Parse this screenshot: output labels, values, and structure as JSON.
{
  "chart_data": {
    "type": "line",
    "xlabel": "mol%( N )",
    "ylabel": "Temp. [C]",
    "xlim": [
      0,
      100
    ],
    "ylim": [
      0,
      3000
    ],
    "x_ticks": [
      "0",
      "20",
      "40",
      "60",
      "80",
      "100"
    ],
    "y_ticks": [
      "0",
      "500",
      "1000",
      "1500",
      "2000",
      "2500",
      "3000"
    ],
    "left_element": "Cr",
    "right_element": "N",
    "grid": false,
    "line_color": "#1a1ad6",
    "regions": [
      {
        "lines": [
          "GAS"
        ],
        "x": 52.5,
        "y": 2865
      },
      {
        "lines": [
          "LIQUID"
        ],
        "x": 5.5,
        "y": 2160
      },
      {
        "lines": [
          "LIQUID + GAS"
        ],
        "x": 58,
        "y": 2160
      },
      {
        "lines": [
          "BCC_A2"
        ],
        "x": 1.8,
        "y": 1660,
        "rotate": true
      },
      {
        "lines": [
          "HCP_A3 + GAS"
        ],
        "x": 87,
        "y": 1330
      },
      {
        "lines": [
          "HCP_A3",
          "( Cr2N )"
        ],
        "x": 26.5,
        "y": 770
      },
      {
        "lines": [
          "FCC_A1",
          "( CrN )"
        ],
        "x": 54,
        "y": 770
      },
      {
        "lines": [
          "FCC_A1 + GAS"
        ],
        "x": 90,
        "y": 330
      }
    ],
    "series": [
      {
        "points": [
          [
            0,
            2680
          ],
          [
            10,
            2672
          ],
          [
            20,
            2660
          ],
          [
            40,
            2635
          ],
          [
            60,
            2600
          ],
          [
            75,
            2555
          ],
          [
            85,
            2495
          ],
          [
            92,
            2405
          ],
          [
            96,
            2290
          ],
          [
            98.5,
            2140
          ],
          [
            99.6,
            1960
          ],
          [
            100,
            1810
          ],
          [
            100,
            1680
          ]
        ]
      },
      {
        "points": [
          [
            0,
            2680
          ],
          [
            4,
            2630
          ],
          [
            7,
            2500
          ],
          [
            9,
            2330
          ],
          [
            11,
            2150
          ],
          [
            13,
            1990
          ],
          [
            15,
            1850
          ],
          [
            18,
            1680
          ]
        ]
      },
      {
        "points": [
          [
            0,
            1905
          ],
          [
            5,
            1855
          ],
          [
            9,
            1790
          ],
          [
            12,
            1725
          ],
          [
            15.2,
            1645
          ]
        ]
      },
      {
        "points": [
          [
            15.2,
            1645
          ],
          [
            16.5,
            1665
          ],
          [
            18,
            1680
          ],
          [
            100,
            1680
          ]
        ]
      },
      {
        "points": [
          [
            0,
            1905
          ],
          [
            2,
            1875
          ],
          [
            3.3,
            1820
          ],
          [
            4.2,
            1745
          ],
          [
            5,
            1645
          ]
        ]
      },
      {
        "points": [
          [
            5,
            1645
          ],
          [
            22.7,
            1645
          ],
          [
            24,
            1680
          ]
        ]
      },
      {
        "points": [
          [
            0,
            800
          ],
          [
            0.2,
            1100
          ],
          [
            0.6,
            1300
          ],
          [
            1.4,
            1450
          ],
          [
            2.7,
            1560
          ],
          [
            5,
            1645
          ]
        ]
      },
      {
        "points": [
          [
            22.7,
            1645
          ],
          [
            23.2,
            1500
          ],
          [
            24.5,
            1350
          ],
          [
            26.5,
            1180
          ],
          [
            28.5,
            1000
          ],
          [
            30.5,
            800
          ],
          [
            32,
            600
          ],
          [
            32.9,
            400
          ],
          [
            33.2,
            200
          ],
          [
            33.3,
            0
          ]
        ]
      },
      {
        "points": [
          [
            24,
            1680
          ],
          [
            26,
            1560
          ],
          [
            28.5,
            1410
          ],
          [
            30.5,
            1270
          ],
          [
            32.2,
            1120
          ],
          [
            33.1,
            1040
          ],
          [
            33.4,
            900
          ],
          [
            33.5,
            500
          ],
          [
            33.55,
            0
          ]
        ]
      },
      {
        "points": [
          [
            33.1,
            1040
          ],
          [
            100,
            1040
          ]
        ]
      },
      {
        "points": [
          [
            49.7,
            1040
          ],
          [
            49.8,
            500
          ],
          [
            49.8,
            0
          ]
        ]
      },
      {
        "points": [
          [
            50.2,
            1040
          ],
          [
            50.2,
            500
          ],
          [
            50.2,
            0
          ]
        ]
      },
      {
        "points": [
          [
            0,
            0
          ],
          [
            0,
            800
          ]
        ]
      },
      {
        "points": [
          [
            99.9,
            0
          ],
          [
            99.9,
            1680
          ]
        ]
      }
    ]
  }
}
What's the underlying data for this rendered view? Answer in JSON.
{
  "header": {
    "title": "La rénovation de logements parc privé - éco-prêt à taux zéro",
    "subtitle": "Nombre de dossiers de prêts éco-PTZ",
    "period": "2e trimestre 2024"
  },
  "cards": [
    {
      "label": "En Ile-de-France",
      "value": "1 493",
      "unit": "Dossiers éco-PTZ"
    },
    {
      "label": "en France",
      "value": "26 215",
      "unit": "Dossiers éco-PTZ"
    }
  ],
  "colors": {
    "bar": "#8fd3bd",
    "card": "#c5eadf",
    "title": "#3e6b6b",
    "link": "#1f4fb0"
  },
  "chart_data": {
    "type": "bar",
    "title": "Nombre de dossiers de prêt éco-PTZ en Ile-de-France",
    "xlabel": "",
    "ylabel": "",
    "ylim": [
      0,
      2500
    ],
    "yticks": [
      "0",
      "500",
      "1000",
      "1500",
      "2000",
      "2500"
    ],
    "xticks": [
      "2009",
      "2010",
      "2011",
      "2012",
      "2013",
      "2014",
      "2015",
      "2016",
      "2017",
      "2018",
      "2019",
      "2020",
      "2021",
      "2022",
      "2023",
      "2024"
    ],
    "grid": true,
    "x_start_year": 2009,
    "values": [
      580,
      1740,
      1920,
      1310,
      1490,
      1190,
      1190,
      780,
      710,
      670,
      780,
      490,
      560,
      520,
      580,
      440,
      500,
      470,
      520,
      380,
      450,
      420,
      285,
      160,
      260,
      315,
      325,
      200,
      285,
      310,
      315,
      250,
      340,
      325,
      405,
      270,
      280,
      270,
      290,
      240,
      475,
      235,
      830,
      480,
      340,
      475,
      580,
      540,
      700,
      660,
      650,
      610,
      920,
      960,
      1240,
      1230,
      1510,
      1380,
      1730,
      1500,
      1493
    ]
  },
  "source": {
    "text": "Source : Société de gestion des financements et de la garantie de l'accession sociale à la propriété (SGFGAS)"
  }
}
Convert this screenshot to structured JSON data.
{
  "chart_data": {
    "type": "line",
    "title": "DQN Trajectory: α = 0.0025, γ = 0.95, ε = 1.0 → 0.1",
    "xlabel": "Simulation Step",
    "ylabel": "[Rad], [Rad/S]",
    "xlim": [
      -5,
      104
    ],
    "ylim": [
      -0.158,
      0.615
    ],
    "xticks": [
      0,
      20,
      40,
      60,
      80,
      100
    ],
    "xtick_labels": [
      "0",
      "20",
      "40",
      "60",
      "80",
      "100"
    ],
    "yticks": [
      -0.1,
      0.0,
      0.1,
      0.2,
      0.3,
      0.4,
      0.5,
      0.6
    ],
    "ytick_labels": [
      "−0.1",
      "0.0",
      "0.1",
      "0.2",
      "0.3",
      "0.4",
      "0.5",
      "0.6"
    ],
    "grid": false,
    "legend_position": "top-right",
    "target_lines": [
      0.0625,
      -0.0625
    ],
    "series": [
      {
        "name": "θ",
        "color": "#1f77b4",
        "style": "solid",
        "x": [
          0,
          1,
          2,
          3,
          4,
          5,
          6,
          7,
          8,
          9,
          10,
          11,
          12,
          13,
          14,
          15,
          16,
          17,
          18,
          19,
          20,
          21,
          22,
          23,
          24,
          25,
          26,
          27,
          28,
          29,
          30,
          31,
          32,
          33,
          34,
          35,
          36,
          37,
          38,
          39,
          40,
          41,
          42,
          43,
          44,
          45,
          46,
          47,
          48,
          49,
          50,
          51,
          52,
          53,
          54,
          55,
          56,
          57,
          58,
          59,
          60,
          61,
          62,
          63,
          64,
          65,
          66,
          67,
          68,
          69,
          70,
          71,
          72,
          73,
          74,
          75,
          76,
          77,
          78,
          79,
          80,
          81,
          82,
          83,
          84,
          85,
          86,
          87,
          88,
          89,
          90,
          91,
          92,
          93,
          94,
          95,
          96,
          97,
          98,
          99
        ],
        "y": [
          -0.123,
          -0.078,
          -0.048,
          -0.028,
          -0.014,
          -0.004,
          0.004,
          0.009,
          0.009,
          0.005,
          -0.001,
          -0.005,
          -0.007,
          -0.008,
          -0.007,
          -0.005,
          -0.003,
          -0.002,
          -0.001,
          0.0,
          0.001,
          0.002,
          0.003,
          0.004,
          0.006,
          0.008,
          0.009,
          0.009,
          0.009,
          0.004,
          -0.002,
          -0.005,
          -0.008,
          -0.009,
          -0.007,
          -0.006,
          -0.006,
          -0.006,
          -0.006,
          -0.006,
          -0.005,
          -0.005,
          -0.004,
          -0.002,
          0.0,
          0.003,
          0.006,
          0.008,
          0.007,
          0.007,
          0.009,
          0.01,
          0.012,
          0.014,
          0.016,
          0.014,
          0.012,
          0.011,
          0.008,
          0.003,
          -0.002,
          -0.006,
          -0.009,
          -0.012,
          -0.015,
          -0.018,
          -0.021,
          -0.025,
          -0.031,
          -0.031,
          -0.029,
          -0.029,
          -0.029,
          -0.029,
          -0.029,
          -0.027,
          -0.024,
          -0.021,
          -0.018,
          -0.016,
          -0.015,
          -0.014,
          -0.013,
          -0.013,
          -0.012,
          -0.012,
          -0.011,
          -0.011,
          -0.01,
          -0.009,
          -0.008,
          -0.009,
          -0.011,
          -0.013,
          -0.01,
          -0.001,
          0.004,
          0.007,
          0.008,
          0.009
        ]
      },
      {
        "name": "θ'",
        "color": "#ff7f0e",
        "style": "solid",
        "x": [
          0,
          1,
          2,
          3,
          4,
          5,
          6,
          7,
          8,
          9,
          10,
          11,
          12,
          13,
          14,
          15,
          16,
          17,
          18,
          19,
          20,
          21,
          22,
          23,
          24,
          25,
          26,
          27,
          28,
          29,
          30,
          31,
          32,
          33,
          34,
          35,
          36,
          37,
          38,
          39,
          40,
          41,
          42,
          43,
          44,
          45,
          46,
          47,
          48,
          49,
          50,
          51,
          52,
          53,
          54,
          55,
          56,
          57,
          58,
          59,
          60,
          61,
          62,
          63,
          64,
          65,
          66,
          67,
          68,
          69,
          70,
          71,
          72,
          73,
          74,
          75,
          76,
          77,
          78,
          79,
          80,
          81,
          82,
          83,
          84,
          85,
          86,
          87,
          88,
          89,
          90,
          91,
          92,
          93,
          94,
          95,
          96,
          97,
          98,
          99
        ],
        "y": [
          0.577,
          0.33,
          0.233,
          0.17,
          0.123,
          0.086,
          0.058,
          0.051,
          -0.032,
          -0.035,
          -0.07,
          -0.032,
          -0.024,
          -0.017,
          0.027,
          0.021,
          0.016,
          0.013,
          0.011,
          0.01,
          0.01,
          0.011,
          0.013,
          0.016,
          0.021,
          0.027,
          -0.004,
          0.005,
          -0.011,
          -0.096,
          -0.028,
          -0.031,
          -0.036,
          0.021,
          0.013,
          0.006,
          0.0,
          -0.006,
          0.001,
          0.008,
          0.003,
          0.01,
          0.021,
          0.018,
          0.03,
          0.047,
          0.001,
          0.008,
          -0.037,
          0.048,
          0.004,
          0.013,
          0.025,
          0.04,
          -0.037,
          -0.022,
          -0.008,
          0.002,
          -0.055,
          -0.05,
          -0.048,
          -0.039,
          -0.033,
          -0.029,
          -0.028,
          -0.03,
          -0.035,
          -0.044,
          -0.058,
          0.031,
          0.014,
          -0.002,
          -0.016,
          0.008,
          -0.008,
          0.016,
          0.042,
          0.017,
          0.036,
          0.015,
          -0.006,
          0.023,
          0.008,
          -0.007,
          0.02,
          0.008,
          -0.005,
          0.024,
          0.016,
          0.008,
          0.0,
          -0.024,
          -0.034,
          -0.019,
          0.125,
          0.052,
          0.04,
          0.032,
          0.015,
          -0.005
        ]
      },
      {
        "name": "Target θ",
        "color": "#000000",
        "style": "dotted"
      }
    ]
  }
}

*INSTRUCTIONS TO FOLLOW*:
From the entries above, pull out each line that includes "this".

*EXERCISE RESULT*:
Parse this screenshot: output labels, values, and structure as JSON.
What's the underlying data for this rendered view? Answer in JSON.
Convert this screenshot to structured JSON data.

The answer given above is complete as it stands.